EXERCISE INSTRUCTIONS: Extract every entry word for word. Skip the pictures.

THE DATA:
##########

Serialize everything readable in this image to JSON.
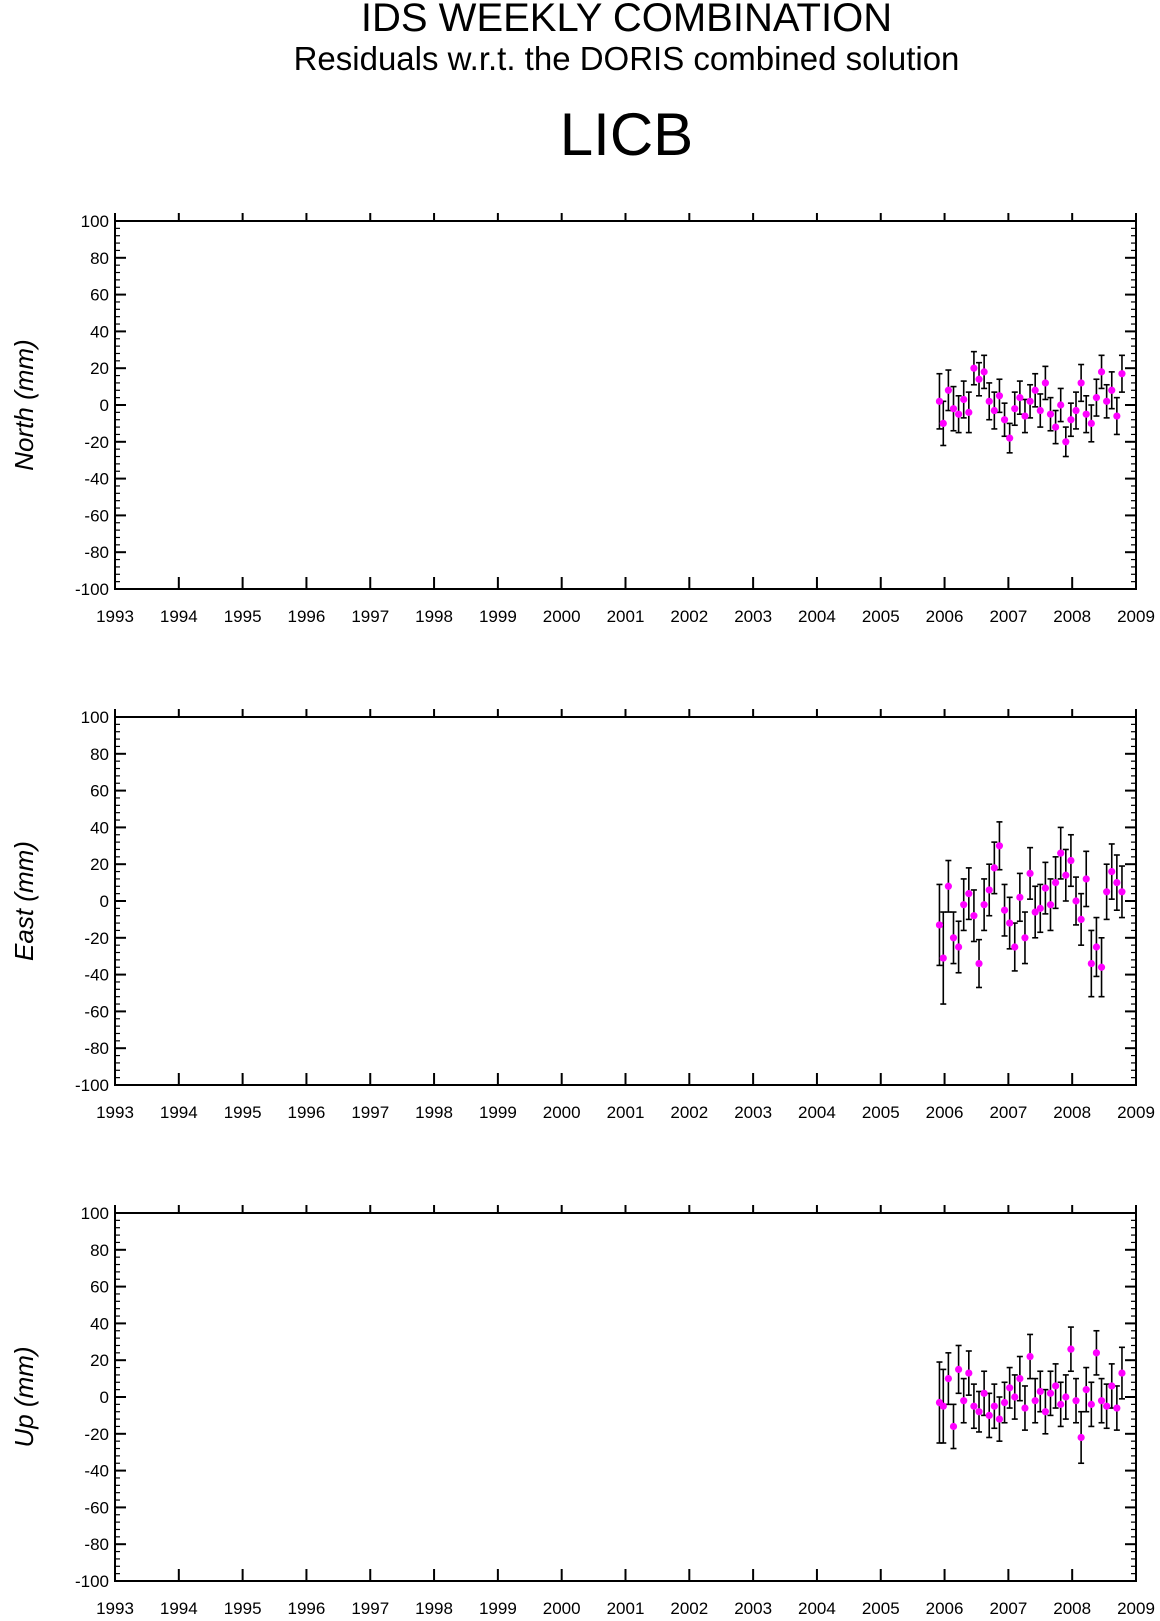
{
  "header": {
    "title": "IDS WEEKLY COMBINATION",
    "subtitle": "Residuals w.r.t. the DORIS combined solution",
    "station": "LICB"
  },
  "chart_data": [
    {
      "type": "scatter",
      "ylabel": "North (mm)",
      "xlim": [
        1993,
        2009
      ],
      "ylim": [
        -100,
        100
      ],
      "x_ticks": [
        "1993",
        "1994",
        "1995",
        "1996",
        "1997",
        "1998",
        "1999",
        "2000",
        "2001",
        "2002",
        "2003",
        "2004",
        "2005",
        "2006",
        "2007",
        "2008",
        "2009"
      ],
      "y_ticks": [
        "100",
        "80",
        "60",
        "40",
        "20",
        "0",
        "-20",
        "-40",
        "-60",
        "-80",
        "-100"
      ],
      "marker_color": "#ff00ff",
      "errorbar_color": "#000000",
      "grid": false,
      "series": [
        {
          "x": [
            2005.92,
            2005.98,
            2006.06,
            2006.14,
            2006.22,
            2006.3,
            2006.38,
            2006.46,
            2006.54,
            2006.62,
            2006.7,
            2006.78,
            2006.86,
            2006.94,
            2007.02,
            2007.1,
            2007.18,
            2007.26,
            2007.34,
            2007.42,
            2007.5,
            2007.58,
            2007.66,
            2007.74,
            2007.82,
            2007.9,
            2007.98,
            2008.06,
            2008.14,
            2008.22,
            2008.3,
            2008.38,
            2008.46,
            2008.54,
            2008.62,
            2008.7,
            2008.78
          ],
          "y": [
            2,
            -10,
            8,
            -2,
            -5,
            3,
            -4,
            20,
            14,
            18,
            2,
            -3,
            5,
            -8,
            -18,
            -2,
            4,
            -6,
            2,
            8,
            -3,
            12,
            -5,
            -12,
            0,
            -20,
            -8,
            -3,
            12,
            -5,
            -10,
            4,
            18,
            2,
            8,
            -6,
            17
          ],
          "err": [
            15,
            12,
            11,
            12,
            10,
            10,
            11,
            9,
            9,
            9,
            10,
            10,
            9,
            9,
            8,
            9,
            9,
            9,
            9,
            9,
            9,
            9,
            9,
            9,
            9,
            8,
            9,
            10,
            10,
            10,
            10,
            10,
            9,
            9,
            10,
            10,
            10
          ]
        }
      ]
    },
    {
      "type": "scatter",
      "ylabel": "East (mm)",
      "xlim": [
        1993,
        2009
      ],
      "ylim": [
        -100,
        100
      ],
      "x_ticks": [
        "1993",
        "1994",
        "1995",
        "1996",
        "1997",
        "1998",
        "1999",
        "2000",
        "2001",
        "2002",
        "2003",
        "2004",
        "2005",
        "2006",
        "2007",
        "2008",
        "2009"
      ],
      "y_ticks": [
        "100",
        "80",
        "60",
        "40",
        "20",
        "0",
        "-20",
        "-40",
        "-60",
        "-80",
        "-100"
      ],
      "marker_color": "#ff00ff",
      "errorbar_color": "#000000",
      "grid": false,
      "series": [
        {
          "x": [
            2005.92,
            2005.98,
            2006.06,
            2006.14,
            2006.22,
            2006.3,
            2006.38,
            2006.46,
            2006.54,
            2006.62,
            2006.7,
            2006.78,
            2006.86,
            2006.94,
            2007.02,
            2007.1,
            2007.18,
            2007.26,
            2007.34,
            2007.42,
            2007.5,
            2007.58,
            2007.66,
            2007.74,
            2007.82,
            2007.9,
            2007.98,
            2008.06,
            2008.14,
            2008.22,
            2008.3,
            2008.38,
            2008.46,
            2008.54,
            2008.62,
            2008.7,
            2008.78
          ],
          "y": [
            -13,
            -31,
            8,
            -20,
            -25,
            -2,
            4,
            -8,
            -34,
            -2,
            6,
            18,
            30,
            -5,
            -12,
            -25,
            2,
            -20,
            15,
            -6,
            -4,
            7,
            -2,
            10,
            26,
            14,
            22,
            0,
            -10,
            12,
            -34,
            -25,
            -36,
            5,
            16,
            10,
            5
          ],
          "err": [
            22,
            25,
            14,
            14,
            14,
            14,
            14,
            14,
            13,
            14,
            14,
            14,
            13,
            14,
            14,
            13,
            13,
            14,
            14,
            14,
            13,
            14,
            14,
            14,
            14,
            14,
            14,
            13,
            14,
            15,
            18,
            16,
            16,
            15,
            15,
            15,
            14
          ]
        }
      ]
    },
    {
      "type": "scatter",
      "ylabel": "Up (mm)",
      "xlim": [
        1993,
        2009
      ],
      "ylim": [
        -100,
        100
      ],
      "x_ticks": [
        "1993",
        "1994",
        "1995",
        "1996",
        "1997",
        "1998",
        "1999",
        "2000",
        "2001",
        "2002",
        "2003",
        "2004",
        "2005",
        "2006",
        "2007",
        "2008",
        "2009"
      ],
      "y_ticks": [
        "100",
        "80",
        "60",
        "40",
        "20",
        "0",
        "-20",
        "-40",
        "-60",
        "-80",
        "-100"
      ],
      "marker_color": "#ff00ff",
      "errorbar_color": "#000000",
      "grid": false,
      "series": [
        {
          "x": [
            2005.92,
            2005.98,
            2006.06,
            2006.14,
            2006.22,
            2006.3,
            2006.38,
            2006.46,
            2006.54,
            2006.62,
            2006.7,
            2006.78,
            2006.86,
            2006.94,
            2007.02,
            2007.1,
            2007.18,
            2007.26,
            2007.34,
            2007.42,
            2007.5,
            2007.58,
            2007.66,
            2007.74,
            2007.82,
            2007.9,
            2007.98,
            2008.06,
            2008.14,
            2008.22,
            2008.3,
            2008.38,
            2008.46,
            2008.54,
            2008.62,
            2008.7,
            2008.78
          ],
          "y": [
            -3,
            -5,
            10,
            -16,
            15,
            -2,
            13,
            -5,
            -8,
            2,
            -10,
            -5,
            -12,
            -3,
            5,
            0,
            10,
            -6,
            22,
            -2,
            3,
            -8,
            2,
            6,
            -4,
            0,
            26,
            -2,
            -22,
            4,
            -4,
            24,
            -2,
            -5,
            6,
            -6,
            13
          ],
          "err": [
            22,
            20,
            14,
            12,
            13,
            12,
            12,
            12,
            11,
            12,
            12,
            12,
            12,
            11,
            11,
            12,
            12,
            12,
            12,
            12,
            11,
            12,
            12,
            12,
            12,
            12,
            12,
            12,
            14,
            12,
            12,
            12,
            12,
            12,
            12,
            12,
            14
          ]
        }
      ]
    }
  ]
}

##########

RESPONSE TO THIS EXERCISE:
Serialize everything readable in this image to JSON.
{
  "header": {
    "title": "IDS WEEKLY COMBINATION",
    "subtitle": "Residuals w.r.t. the DORIS combined solution",
    "station": "LICB"
  },
  "chart_data": [
    {
      "type": "scatter",
      "ylabel": "North (mm)",
      "xlim": [
        1993,
        2009
      ],
      "ylim": [
        -100,
        100
      ],
      "x_ticks": [
        "1993",
        "1994",
        "1995",
        "1996",
        "1997",
        "1998",
        "1999",
        "2000",
        "2001",
        "2002",
        "2003",
        "2004",
        "2005",
        "2006",
        "2007",
        "2008",
        "2009"
      ],
      "y_ticks": [
        "100",
        "80",
        "60",
        "40",
        "20",
        "0",
        "-20",
        "-40",
        "-60",
        "-80",
        "-100"
      ],
      "marker_color": "#ff00ff",
      "errorbar_color": "#000000",
      "grid": false,
      "series": [
        {
          "x": [
            2005.92,
            2005.98,
            2006.06,
            2006.14,
            2006.22,
            2006.3,
            2006.38,
            2006.46,
            2006.54,
            2006.62,
            2006.7,
            2006.78,
            2006.86,
            2006.94,
            2007.02,
            2007.1,
            2007.18,
            2007.26,
            2007.34,
            2007.42,
            2007.5,
            2007.58,
            2007.66,
            2007.74,
            2007.82,
            2007.9,
            2007.98,
            2008.06,
            2008.14,
            2008.22,
            2008.3,
            2008.38,
            2008.46,
            2008.54,
            2008.62,
            2008.7,
            2008.78
          ],
          "y": [
            2,
            -10,
            8,
            -2,
            -5,
            3,
            -4,
            20,
            14,
            18,
            2,
            -3,
            5,
            -8,
            -18,
            -2,
            4,
            -6,
            2,
            8,
            -3,
            12,
            -5,
            -12,
            0,
            -20,
            -8,
            -3,
            12,
            -5,
            -10,
            4,
            18,
            2,
            8,
            -6,
            17
          ],
          "err": [
            15,
            12,
            11,
            12,
            10,
            10,
            11,
            9,
            9,
            9,
            10,
            10,
            9,
            9,
            8,
            9,
            9,
            9,
            9,
            9,
            9,
            9,
            9,
            9,
            9,
            8,
            9,
            10,
            10,
            10,
            10,
            10,
            9,
            9,
            10,
            10,
            10
          ]
        }
      ]
    },
    {
      "type": "scatter",
      "ylabel": "East (mm)",
      "xlim": [
        1993,
        2009
      ],
      "ylim": [
        -100,
        100
      ],
      "x_ticks": [
        "1993",
        "1994",
        "1995",
        "1996",
        "1997",
        "1998",
        "1999",
        "2000",
        "2001",
        "2002",
        "2003",
        "2004",
        "2005",
        "2006",
        "2007",
        "2008",
        "2009"
      ],
      "y_ticks": [
        "100",
        "80",
        "60",
        "40",
        "20",
        "0",
        "-20",
        "-40",
        "-60",
        "-80",
        "-100"
      ],
      "marker_color": "#ff00ff",
      "errorbar_color": "#000000",
      "grid": false,
      "series": [
        {
          "x": [
            2005.92,
            2005.98,
            2006.06,
            2006.14,
            2006.22,
            2006.3,
            2006.38,
            2006.46,
            2006.54,
            2006.62,
            2006.7,
            2006.78,
            2006.86,
            2006.94,
            2007.02,
            2007.1,
            2007.18,
            2007.26,
            2007.34,
            2007.42,
            2007.5,
            2007.58,
            2007.66,
            2007.74,
            2007.82,
            2007.9,
            2007.98,
            2008.06,
            2008.14,
            2008.22,
            2008.3,
            2008.38,
            2008.46,
            2008.54,
            2008.62,
            2008.7,
            2008.78
          ],
          "y": [
            -13,
            -31,
            8,
            -20,
            -25,
            -2,
            4,
            -8,
            -34,
            -2,
            6,
            18,
            30,
            -5,
            -12,
            -25,
            2,
            -20,
            15,
            -6,
            -4,
            7,
            -2,
            10,
            26,
            14,
            22,
            0,
            -10,
            12,
            -34,
            -25,
            -36,
            5,
            16,
            10,
            5
          ],
          "err": [
            22,
            25,
            14,
            14,
            14,
            14,
            14,
            14,
            13,
            14,
            14,
            14,
            13,
            14,
            14,
            13,
            13,
            14,
            14,
            14,
            13,
            14,
            14,
            14,
            14,
            14,
            14,
            13,
            14,
            15,
            18,
            16,
            16,
            15,
            15,
            15,
            14
          ]
        }
      ]
    },
    {
      "type": "scatter",
      "ylabel": "Up (mm)",
      "xlim": [
        1993,
        2009
      ],
      "ylim": [
        -100,
        100
      ],
      "x_ticks": [
        "1993",
        "1994",
        "1995",
        "1996",
        "1997",
        "1998",
        "1999",
        "2000",
        "2001",
        "2002",
        "2003",
        "2004",
        "2005",
        "2006",
        "2007",
        "2008",
        "2009"
      ],
      "y_ticks": [
        "100",
        "80",
        "60",
        "40",
        "20",
        "0",
        "-20",
        "-40",
        "-60",
        "-80",
        "-100"
      ],
      "marker_color": "#ff00ff",
      "errorbar_color": "#000000",
      "grid": false,
      "series": [
        {
          "x": [
            2005.92,
            2005.98,
            2006.06,
            2006.14,
            2006.22,
            2006.3,
            2006.38,
            2006.46,
            2006.54,
            2006.62,
            2006.7,
            2006.78,
            2006.86,
            2006.94,
            2007.02,
            2007.1,
            2007.18,
            2007.26,
            2007.34,
            2007.42,
            2007.5,
            2007.58,
            2007.66,
            2007.74,
            2007.82,
            2007.9,
            2007.98,
            2008.06,
            2008.14,
            2008.22,
            2008.3,
            2008.38,
            2008.46,
            2008.54,
            2008.62,
            2008.7,
            2008.78
          ],
          "y": [
            -3,
            -5,
            10,
            -16,
            15,
            -2,
            13,
            -5,
            -8,
            2,
            -10,
            -5,
            -12,
            -3,
            5,
            0,
            10,
            -6,
            22,
            -2,
            3,
            -8,
            2,
            6,
            -4,
            0,
            26,
            -2,
            -22,
            4,
            -4,
            24,
            -2,
            -5,
            6,
            -6,
            13
          ],
          "err": [
            22,
            20,
            14,
            12,
            13,
            12,
            12,
            12,
            11,
            12,
            12,
            12,
            12,
            11,
            11,
            12,
            12,
            12,
            12,
            12,
            11,
            12,
            12,
            12,
            12,
            12,
            12,
            12,
            14,
            12,
            12,
            12,
            12,
            12,
            12,
            12,
            14
          ]
        }
      ]
    }
  ]
}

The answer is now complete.